*TASK STATEMENT*. Repeat the items from the line with "Patent image size: (956, 322)." to the line with "The connector pin tip 17 is at (858, 162).", swapping "plan view" for "top view" and leaving everything else untouched.

*DATA ROWS*.
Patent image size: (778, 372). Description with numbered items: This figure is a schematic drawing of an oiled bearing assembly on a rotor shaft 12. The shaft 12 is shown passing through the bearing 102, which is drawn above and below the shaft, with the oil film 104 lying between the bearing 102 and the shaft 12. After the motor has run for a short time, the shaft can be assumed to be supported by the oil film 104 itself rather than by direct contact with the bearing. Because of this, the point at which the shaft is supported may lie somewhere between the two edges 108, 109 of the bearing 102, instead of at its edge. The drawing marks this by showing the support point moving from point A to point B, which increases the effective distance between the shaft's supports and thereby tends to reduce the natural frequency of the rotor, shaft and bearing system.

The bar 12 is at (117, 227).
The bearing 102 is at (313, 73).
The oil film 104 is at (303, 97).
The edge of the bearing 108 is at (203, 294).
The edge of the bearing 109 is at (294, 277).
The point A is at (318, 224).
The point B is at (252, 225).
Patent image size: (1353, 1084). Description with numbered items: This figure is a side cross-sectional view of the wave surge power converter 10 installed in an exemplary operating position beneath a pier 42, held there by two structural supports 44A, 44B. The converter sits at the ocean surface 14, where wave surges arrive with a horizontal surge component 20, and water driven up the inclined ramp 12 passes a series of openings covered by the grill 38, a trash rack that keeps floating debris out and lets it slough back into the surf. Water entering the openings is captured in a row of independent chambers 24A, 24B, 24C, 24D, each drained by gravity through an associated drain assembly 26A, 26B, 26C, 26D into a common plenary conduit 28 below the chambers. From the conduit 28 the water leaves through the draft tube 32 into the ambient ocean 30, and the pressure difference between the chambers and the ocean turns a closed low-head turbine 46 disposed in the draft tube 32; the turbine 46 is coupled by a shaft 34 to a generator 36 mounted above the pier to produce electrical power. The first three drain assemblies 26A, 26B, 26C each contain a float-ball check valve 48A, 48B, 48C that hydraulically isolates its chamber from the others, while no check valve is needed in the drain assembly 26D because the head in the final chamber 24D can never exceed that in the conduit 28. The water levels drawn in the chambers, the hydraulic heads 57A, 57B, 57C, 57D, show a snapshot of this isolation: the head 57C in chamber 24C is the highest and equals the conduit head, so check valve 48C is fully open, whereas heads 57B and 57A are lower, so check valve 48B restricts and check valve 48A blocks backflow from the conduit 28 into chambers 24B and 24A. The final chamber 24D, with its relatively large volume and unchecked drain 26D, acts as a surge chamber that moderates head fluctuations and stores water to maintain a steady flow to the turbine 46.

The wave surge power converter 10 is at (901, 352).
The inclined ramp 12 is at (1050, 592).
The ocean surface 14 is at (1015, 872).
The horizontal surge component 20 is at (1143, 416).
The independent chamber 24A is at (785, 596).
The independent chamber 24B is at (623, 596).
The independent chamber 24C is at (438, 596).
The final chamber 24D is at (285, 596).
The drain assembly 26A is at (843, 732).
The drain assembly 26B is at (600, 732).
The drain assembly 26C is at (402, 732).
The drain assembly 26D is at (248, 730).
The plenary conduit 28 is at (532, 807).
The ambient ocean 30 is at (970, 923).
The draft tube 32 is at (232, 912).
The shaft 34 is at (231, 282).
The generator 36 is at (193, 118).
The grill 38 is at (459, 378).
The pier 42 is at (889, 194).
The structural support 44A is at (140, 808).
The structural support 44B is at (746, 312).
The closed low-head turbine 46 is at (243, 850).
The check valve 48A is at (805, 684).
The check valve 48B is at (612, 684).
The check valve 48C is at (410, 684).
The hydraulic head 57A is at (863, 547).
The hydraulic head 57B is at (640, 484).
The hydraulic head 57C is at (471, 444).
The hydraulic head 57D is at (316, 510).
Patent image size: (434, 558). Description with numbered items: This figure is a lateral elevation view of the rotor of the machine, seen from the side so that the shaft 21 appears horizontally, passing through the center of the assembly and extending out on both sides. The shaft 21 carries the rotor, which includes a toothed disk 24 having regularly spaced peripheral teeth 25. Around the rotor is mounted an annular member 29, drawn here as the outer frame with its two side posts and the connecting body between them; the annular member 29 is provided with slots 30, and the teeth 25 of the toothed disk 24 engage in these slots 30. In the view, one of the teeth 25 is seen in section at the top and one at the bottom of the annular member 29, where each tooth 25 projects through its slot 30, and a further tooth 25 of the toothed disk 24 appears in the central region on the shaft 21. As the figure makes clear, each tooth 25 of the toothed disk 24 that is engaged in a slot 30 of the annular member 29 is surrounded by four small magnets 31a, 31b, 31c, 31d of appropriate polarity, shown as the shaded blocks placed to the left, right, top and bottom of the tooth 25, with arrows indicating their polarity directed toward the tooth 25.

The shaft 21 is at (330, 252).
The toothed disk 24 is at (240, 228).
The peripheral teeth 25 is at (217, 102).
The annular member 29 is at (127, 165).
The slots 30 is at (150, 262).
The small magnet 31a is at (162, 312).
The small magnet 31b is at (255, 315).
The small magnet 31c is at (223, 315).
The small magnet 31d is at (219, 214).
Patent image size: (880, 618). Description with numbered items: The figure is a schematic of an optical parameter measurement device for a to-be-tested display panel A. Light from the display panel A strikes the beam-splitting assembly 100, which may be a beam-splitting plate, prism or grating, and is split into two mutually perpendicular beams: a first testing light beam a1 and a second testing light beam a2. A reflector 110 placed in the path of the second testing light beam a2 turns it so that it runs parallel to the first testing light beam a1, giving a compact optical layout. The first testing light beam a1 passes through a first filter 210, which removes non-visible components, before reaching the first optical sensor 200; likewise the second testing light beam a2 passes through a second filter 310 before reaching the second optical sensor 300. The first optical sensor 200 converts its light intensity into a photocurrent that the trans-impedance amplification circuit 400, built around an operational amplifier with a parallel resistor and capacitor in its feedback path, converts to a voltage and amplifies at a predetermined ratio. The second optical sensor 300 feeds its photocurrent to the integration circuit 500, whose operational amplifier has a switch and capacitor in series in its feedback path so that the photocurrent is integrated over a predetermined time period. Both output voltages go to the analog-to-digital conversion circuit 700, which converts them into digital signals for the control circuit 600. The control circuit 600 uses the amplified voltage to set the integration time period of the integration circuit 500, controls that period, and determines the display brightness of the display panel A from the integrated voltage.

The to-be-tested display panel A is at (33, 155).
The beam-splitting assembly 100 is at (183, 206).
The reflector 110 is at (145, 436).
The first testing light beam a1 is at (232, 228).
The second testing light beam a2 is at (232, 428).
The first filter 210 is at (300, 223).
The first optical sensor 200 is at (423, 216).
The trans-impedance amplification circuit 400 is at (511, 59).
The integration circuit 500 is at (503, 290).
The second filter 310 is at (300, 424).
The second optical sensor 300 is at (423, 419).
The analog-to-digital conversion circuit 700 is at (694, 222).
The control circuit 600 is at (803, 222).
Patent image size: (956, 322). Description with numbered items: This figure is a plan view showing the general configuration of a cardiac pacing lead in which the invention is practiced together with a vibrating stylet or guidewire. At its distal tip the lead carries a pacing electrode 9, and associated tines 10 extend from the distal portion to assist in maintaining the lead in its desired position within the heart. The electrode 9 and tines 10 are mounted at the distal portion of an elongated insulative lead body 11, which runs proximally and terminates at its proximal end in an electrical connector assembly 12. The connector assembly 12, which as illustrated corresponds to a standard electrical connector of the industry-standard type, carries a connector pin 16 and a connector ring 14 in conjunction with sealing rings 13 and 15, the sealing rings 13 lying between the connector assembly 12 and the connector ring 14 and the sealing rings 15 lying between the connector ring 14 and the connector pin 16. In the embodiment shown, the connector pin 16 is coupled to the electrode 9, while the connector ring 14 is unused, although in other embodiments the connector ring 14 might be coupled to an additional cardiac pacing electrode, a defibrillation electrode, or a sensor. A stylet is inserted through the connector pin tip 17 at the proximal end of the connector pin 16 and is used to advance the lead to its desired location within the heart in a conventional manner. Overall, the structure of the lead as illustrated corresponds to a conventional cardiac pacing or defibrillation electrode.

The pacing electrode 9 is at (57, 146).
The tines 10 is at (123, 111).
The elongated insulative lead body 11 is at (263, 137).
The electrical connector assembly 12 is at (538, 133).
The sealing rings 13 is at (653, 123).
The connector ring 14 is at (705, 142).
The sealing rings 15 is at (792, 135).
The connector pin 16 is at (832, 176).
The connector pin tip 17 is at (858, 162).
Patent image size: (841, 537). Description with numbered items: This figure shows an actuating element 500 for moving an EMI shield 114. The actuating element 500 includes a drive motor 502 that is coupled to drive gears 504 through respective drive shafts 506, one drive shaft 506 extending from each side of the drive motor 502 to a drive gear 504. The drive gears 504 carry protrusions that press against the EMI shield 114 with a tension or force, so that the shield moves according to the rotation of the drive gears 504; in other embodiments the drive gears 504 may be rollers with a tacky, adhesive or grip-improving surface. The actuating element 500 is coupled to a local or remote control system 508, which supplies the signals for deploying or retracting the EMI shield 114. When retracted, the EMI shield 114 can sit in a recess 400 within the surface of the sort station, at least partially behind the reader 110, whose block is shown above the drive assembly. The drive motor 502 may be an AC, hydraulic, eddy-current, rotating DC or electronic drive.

*THE OUTPUT*.
Patent image size: (956, 322). Description with numbered items: This figure is a top view showing the general configuration of a cardiac pacing lead in which the invention is practiced together with a vibrating stylet or guidewire. At its distal tip the lead carries a pacing electrode 9, and associated tines 10 extend from the distal portion to assist in maintaining the lead in its desired position within the heart. The electrode 9 and tines 10 are mounted at the distal portion of an elongated insulative lead body 11, which runs proximally and terminates at its proximal end in an electrical connector assembly 12. The connector assembly 12, which as illustrated corresponds to a standard electrical connector of the industry-standard type, carries a connector pin 16 and a connector ring 14 in conjunction with sealing rings 13 and 15, the sealing rings 13 lying between the connector assembly 12 and the connector ring 14 and the sealing rings 15 lying between the connector ring 14 and the connector pin 16. In the embodiment shown, the connector pin 16 is coupled to the electrode 9, while the connector ring 14 is unused, although in other embodiments the connector ring 14 might be coupled to an additional cardiac pacing electrode, a defibrillation electrode, or a sensor. A stylet is inserted through the connector pin tip 17 at the proximal end of the connector pin 16 and is used to advance the lead to its desired location within the heart in a conventional manner. Overall, the structure of the lead as illustrated corresponds to a conventional cardiac pacing or defibrillation electrode.

The pacing electrode 9 is at (57, 146).
The tines 10 is at (123, 111).
The elongated insulative lead body 11 is at (263, 137).
The electrical connector assembly 12 is at (538, 133).
The sealing rings 13 is at (653, 123).
The connector ring 14 is at (705, 142).
The sealing rings 15 is at (792, 135).
The connector pin 16 is at (832, 176).
The connector pin tip 17 is at (858, 162).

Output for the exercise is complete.